(Collected data entries)
____________________

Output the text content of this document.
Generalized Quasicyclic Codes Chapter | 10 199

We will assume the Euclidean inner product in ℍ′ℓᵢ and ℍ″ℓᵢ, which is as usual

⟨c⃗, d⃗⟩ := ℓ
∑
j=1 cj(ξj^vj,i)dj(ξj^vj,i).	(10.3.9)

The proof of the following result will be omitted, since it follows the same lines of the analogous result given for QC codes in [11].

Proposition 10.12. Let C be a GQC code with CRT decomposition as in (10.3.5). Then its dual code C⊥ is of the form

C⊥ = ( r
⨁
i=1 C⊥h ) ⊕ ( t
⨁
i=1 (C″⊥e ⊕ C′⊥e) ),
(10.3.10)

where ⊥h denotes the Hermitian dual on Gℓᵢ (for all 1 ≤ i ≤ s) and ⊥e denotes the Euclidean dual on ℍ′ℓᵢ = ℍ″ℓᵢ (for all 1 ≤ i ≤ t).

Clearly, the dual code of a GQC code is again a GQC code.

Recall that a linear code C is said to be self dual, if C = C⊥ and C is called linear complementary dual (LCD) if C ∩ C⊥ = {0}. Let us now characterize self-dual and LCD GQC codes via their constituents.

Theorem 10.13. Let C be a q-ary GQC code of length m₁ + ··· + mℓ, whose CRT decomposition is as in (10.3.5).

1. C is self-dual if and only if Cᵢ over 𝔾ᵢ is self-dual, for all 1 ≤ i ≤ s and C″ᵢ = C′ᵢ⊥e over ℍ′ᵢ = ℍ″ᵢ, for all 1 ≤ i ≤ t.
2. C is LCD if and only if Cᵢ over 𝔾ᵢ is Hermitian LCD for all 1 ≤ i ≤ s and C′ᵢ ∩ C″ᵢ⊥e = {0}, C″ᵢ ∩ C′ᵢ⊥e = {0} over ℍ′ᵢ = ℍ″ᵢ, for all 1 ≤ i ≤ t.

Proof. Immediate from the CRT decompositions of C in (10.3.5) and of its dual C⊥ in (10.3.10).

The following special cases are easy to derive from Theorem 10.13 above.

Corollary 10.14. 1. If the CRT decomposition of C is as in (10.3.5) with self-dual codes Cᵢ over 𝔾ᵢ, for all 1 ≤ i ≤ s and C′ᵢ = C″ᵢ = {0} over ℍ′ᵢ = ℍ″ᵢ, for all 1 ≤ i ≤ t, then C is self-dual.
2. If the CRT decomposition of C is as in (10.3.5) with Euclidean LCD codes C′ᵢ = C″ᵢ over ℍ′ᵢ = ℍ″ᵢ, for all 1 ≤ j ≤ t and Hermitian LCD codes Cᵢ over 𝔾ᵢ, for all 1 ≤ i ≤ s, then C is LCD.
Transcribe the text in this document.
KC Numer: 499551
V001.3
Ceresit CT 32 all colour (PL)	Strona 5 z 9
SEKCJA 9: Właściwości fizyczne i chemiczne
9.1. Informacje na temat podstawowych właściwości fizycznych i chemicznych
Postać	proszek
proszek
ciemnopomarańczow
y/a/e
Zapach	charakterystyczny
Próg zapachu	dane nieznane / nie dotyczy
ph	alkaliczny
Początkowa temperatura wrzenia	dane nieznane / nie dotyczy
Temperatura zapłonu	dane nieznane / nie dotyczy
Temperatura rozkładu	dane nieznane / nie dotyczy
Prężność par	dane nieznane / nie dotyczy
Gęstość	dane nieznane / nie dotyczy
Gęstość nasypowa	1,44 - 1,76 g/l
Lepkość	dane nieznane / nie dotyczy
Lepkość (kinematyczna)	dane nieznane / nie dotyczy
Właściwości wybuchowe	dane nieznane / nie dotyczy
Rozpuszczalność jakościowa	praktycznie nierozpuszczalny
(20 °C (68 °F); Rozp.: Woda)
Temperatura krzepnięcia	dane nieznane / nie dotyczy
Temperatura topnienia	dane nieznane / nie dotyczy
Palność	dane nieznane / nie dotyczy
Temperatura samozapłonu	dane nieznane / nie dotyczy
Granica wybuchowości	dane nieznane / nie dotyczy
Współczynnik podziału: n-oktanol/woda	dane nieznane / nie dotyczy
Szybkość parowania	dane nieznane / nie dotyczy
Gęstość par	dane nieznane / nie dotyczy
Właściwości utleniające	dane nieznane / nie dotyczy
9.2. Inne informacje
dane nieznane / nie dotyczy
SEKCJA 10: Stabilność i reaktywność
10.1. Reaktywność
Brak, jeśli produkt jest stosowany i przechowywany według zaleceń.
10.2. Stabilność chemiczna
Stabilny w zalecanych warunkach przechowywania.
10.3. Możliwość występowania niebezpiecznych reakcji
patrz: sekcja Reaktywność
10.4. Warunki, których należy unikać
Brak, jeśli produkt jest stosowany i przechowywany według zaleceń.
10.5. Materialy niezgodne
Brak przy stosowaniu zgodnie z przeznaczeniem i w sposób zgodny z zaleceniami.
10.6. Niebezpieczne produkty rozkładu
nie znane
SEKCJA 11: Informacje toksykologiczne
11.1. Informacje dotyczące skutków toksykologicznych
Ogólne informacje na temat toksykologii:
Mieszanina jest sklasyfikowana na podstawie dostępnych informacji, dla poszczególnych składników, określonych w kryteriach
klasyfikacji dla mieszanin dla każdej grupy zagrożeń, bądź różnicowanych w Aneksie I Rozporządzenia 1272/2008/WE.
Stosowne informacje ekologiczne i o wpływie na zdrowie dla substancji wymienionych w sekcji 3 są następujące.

____________________

*PROBLEM REQUIREMENTS*. From the material above, copy each line that includes the word "Gęstość".

*FINAL RESULT*.
Gęstość	dane nieznane / nie dotyczy
Gęstość nasypowa	1,44 - 1,76 g/l
Gęstość par	dane nieznane / nie dotyczy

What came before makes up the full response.